**** RECORDS PROVIDED ****
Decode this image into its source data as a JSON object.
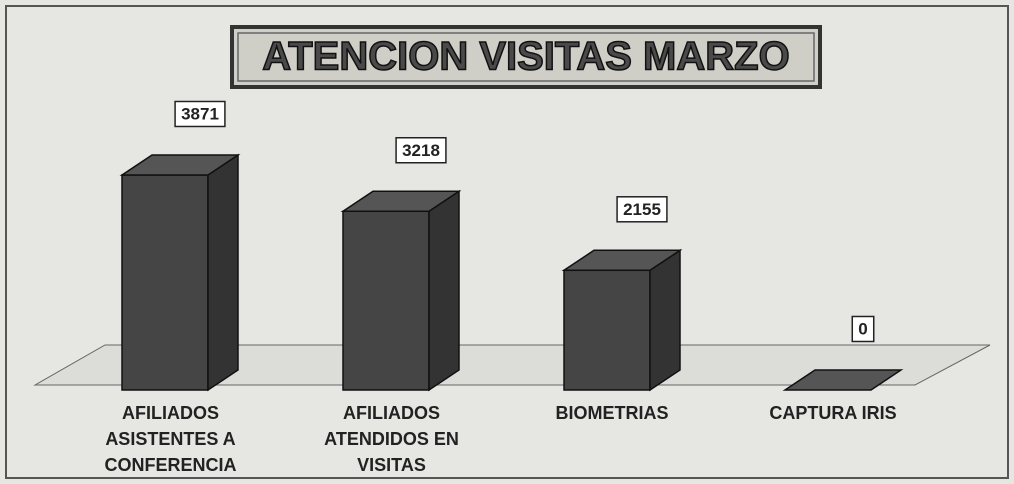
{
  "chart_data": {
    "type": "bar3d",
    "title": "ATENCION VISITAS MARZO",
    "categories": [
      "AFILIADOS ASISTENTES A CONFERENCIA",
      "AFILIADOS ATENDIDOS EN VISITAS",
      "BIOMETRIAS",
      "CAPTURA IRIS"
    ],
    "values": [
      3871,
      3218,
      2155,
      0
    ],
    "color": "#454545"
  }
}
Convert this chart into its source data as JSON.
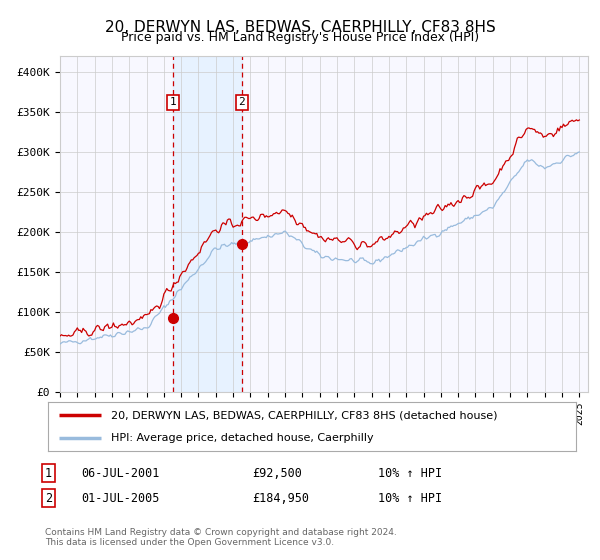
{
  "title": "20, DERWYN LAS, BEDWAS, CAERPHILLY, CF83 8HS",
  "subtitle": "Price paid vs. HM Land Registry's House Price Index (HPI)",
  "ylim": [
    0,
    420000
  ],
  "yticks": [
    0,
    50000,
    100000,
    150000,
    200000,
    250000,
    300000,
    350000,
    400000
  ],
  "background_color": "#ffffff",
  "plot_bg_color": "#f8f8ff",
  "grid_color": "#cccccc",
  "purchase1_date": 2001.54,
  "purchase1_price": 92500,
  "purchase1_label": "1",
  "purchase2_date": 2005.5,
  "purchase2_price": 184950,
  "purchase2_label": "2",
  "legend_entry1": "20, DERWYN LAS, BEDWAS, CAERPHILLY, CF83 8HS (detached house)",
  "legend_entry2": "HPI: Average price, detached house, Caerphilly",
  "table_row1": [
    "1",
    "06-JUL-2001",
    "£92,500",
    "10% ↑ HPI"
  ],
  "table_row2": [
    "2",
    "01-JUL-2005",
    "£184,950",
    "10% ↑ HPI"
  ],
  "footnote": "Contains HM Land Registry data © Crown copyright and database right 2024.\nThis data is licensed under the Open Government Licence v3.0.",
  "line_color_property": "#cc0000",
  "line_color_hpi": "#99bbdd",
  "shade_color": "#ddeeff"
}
****
YOUR TASK:
For this exercise, gather every line of the data that contains the word "BEDWAS".

THE SOLUTION:
  "title": "20, DERWYN LAS, BEDWAS, CAERPHILLY, CF83 8HS",
  "legend_entry1": "20, DERWYN LAS, BEDWAS, CAERPHILLY, CF83 8HS (detached house)",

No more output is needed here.